» ЗАДАНИЕ:
Перепишите строки данных в виде таблицы Markdown со столбцами «Номер» и «Строка», начиная со строки с "microphone-icon: [531, 645, 555, 681]" и заканчивая строкой с "mode-alpha-label: a1: [55, 961, 93, 997]" (обе включительно). Пустые строки пропустите.

» ИСХОДНЫЕ СТРОКИ:
-=-=-=-=-

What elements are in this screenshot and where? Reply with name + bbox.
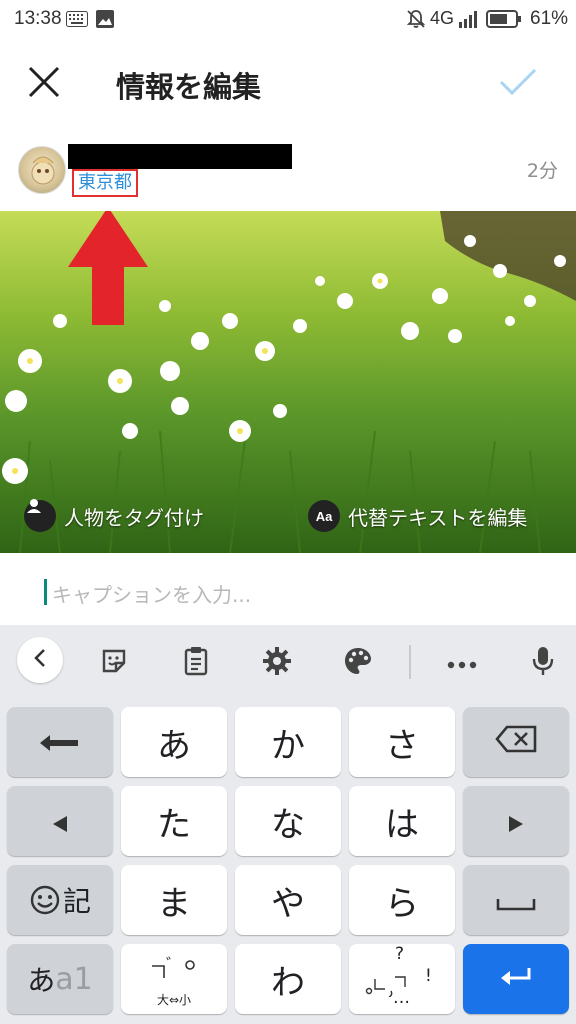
microphone-icon: [531, 645, 555, 681]
image-icon: [96, 10, 114, 32]
close-button[interactable]: [22, 62, 66, 106]
time-ago: 2分: [526, 160, 558, 182]
person-icon: [24, 499, 56, 532]
key-ta[interactable]: た: [121, 786, 227, 856]
check-icon: [498, 67, 538, 101]
key-ma[interactable]: ま: [121, 865, 227, 935]
undo-arrow-icon: [38, 722, 82, 762]
avatar: [18, 146, 66, 194]
tag-people-label: 人物をタグ付け: [64, 505, 204, 530]
key-ra[interactable]: ら: [349, 865, 455, 935]
smiley-icon: [29, 884, 61, 916]
size-toggle-label: 大⇔小: [156, 992, 192, 1007]
enter-key[interactable]: [463, 944, 569, 1014]
toolbar-divider: [409, 645, 411, 679]
palette-icon: [343, 646, 373, 680]
mode-alpha-label: a1: [55, 961, 93, 997]
exclaim-label: !: [425, 966, 432, 986]
triangle-left-icon: [53, 801, 67, 841]
more-button[interactable]: [440, 641, 484, 685]
keyboard: あ か さ た な は 記 ま や ら あ a1 ゛ 大⇔小 わ ? ! …: [0, 625, 576, 1024]
sticker-icon: [100, 647, 128, 679]
clipboard-button[interactable]: [174, 641, 218, 685]
ellipsis-label: …: [393, 988, 410, 1008]
chevron-left-icon: [32, 648, 48, 672]
edit-alt-text-button[interactable]: Aa 代替テキストを編集: [308, 496, 527, 536]
keyboard-icon: [66, 11, 88, 31]
done-button[interactable]: [494, 62, 542, 106]
edit-alt-text-label: 代替テキストを編集: [348, 505, 528, 530]
network-type: 4G: [430, 8, 455, 28]
status-bar: 13:38 4G 61%: [0, 0, 576, 38]
dakuten-icon: ゛: [146, 951, 202, 991]
page-title: 情報を編集: [116, 70, 262, 104]
close-icon: [26, 64, 62, 104]
space-key[interactable]: [463, 865, 569, 935]
key-sa[interactable]: さ: [349, 707, 455, 777]
alt-text-icon: Aa: [308, 500, 340, 532]
kigou-label: 記: [62, 885, 91, 918]
text-cursor: [44, 579, 47, 605]
cursor-left-key[interactable]: [7, 786, 113, 856]
battery-percent: 61%: [530, 8, 569, 29]
sticker-button[interactable]: [92, 641, 136, 685]
signal-icon: [458, 10, 480, 32]
undo-key[interactable]: [7, 707, 113, 777]
caption-placeholder: キャプションを入力...: [52, 583, 252, 607]
key-a[interactable]: あ: [121, 707, 227, 777]
punctuation-key[interactable]: ? ! …: [349, 944, 455, 1014]
backspace-icon: [495, 722, 537, 762]
backspace-key[interactable]: [463, 707, 569, 777]
status-time: 13:38: [14, 8, 62, 29]
gear-icon: [262, 646, 292, 680]
location-label[interactable]: 東京都: [72, 169, 138, 197]
enter-icon: [499, 959, 533, 999]
space-icon: [496, 880, 536, 920]
input-mode-key[interactable]: あ a1: [7, 944, 113, 1014]
dakuten-key[interactable]: ゛ 大⇔小: [121, 944, 227, 1014]
key-ka[interactable]: か: [235, 707, 341, 777]
svg-text:゛: ゛: [166, 956, 182, 974]
toolbar-collapse-button[interactable]: [17, 637, 63, 683]
clipboard-icon: [183, 646, 209, 680]
triangle-right-icon: [509, 801, 523, 841]
key-na[interactable]: な: [235, 786, 341, 856]
more-horizontal-icon: [447, 654, 477, 673]
mode-kana-label: あ: [27, 964, 56, 997]
mute-bell-icon: [406, 9, 426, 33]
key-wa[interactable]: わ: [235, 944, 341, 1014]
question-label: ?: [395, 944, 405, 964]
tag-people-button[interactable]: 人物をタグ付け: [24, 496, 204, 536]
theme-button[interactable]: [336, 641, 380, 685]
key-ya[interactable]: や: [235, 865, 341, 935]
settings-button[interactable]: [255, 641, 299, 685]
cursor-right-key[interactable]: [463, 786, 569, 856]
emoji-symbol-key[interactable]: 記: [7, 865, 113, 935]
keyboard-toolbar: [0, 625, 576, 699]
header: 情報を編集: [0, 38, 576, 128]
post-photo: 人物をタグ付け Aa 代替テキストを編集: [0, 211, 576, 553]
voice-input-button[interactable]: [521, 641, 565, 685]
username-redacted: [68, 144, 292, 169]
battery-icon: [486, 10, 522, 32]
caption-field[interactable]: キャプションを入力...: [0, 553, 576, 625]
key-ha[interactable]: は: [349, 786, 455, 856]
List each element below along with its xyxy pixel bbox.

-=-=-=-=-

» РЕШЕНИЕ:
| Номер | Строка |
|---|---|
| 1 | microphone-icon: [531, 645, 555, 681] |
| 2 | image-icon: [96, 10, 114, 32] |
| 3 | close-button[interactable]: [22, 62, 66, 106] |
| 4 | time-ago: 2分: [526, 160, 558, 182] |
| 5 | person-icon: [24, 499, 56, 532] |
| 6 | key-ta[interactable]: た: [121, 786, 227, 856] |
| 7 | check-icon: [498, 67, 538, 101] |
| 8 | key-ma[interactable]: ま: [121, 865, 227, 935] |
| 9 | undo-arrow-icon: [38, 722, 82, 762] |
| 10 | avatar: [18, 146, 66, 194] |
| 11 | tag-people-label: 人物をタグ付け: [64, 505, 204, 530] |
| 12 | key-ra[interactable]: ら: [349, 865, 455, 935] |
| 13 | smiley-icon: [29, 884, 61, 916] |
| 14 | size-toggle-label: 大⇔小: [156, 992, 192, 1007] |
| 15 | enter-key[interactable]: [463, 944, 569, 1014] |
| 16 | toolbar-divider: [409, 645, 411, 679] |
| 17 | palette-icon: [343, 646, 373, 680] |
| 18 | mode-alpha-label: a1: [55, 961, 93, 997] |